#### Stated exercise:
Write out each line from the data below that includes the word "JSON".

#### Provided information:

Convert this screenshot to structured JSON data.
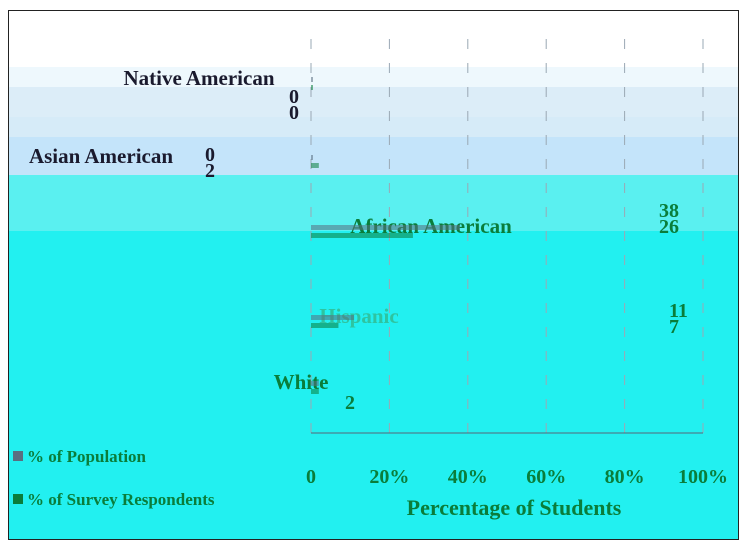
{
  "chart_data": {
    "type": "bar",
    "orientation": "horizontal",
    "categories": [
      "Native American",
      "Asian American",
      "African American",
      "Hispanic",
      "White"
    ],
    "series": [
      {
        "name": "% of Population",
        "values": [
          0,
          0,
          38,
          11,
          2
        ]
      },
      {
        "name": "% of Survey Respondents",
        "values": [
          0,
          2,
          26,
          7,
          2
        ]
      }
    ],
    "data_labels": {
      "Native American": [
        "0",
        "0"
      ],
      "Asian American": [
        "0",
        "2"
      ],
      "African American": [
        "38",
        "26"
      ],
      "Hispanic": [
        "11",
        "7"
      ],
      "White": [
        "2",
        ""
      ]
    },
    "xlabel": "Percentage of Students",
    "ylabel": "",
    "xlim": [
      0,
      100
    ],
    "xticks": [
      "0",
      "20%",
      "40%",
      "60%",
      "80%",
      "100%"
    ],
    "grid": true,
    "legend_position": "bottom-left",
    "colors": {
      "cyan": "#22f0f0",
      "pale_blue": "#c4e4fa",
      "green_text": "#0a7d3a",
      "dark_text": "#1a1a2e",
      "bar_dark": "#5a6e80"
    }
  }
}
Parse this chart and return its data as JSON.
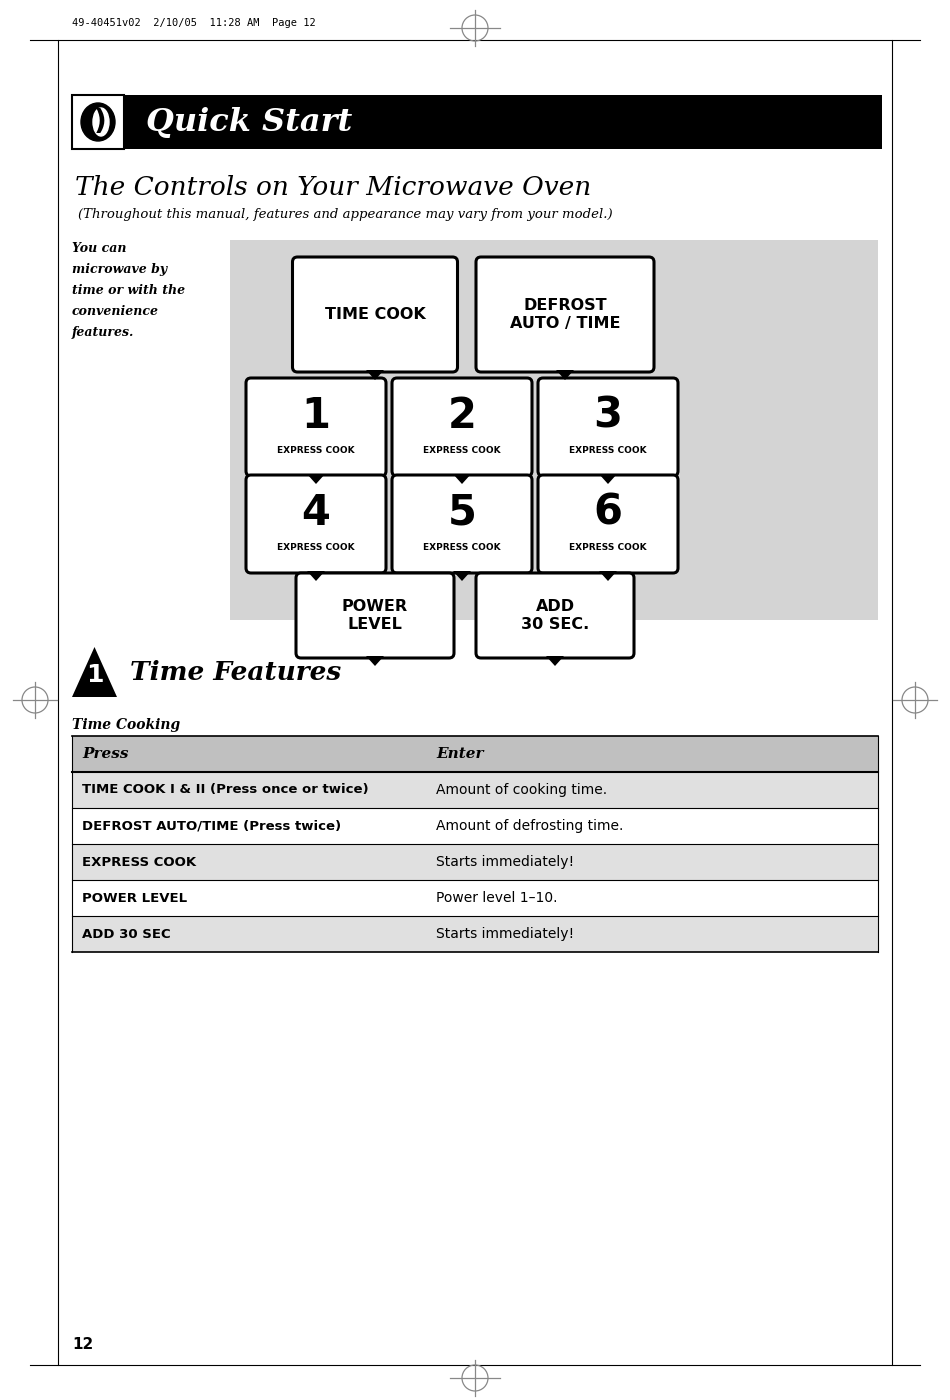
{
  "page_header": "49-40451v02  2/10/05  11:28 AM  Page 12",
  "section_title": "Quick Start",
  "main_title": "The Controls on Your Microwave Oven",
  "subtitle": "(Throughout this manual, features and appearance may vary from your model.)",
  "side_note_lines": [
    "You can",
    "microwave by",
    "time or with the",
    "convenience",
    "features."
  ],
  "panel_bg": "#d4d4d4",
  "button_bg": "#ffffff",
  "button_border": "#000000",
  "buttons_row1": [
    "TIME COOK",
    "DEFROST\nAUTO / TIME"
  ],
  "buttons_row2_nums": [
    "1",
    "2",
    "3"
  ],
  "buttons_row3_nums": [
    "4",
    "5",
    "6"
  ],
  "express_cook_label": "EXPRESS COOK",
  "buttons_row4": [
    "POWER\nLEVEL",
    "ADD\n30 SEC."
  ],
  "section_num": "1",
  "section_name": "Time Features",
  "table_title": "Time Cooking",
  "table_header": [
    "Press",
    "Enter"
  ],
  "table_rows": [
    [
      "TIME COOK I & II (Press once or twice)",
      "Amount of cooking time."
    ],
    [
      "DEFROST AUTO/TIME (Press twice)",
      "Amount of defrosting time."
    ],
    [
      "EXPRESS COOK",
      "Starts immediately!"
    ],
    [
      "POWER LEVEL",
      "Power level 1–10."
    ],
    [
      "ADD 30 SEC",
      "Starts immediately!"
    ]
  ],
  "page_number": "12",
  "header_bg": "#000000",
  "header_text_color": "#ffffff",
  "table_header_bg": "#c0c0c0",
  "table_row_bg_alt": "#e0e0e0",
  "table_row_bg": "#ffffff",
  "border_color": "#000000",
  "reg_color": "#888888"
}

#### Full output:
Convert this screenshot to structured JSON data.
Parse this chart and return its data as JSON.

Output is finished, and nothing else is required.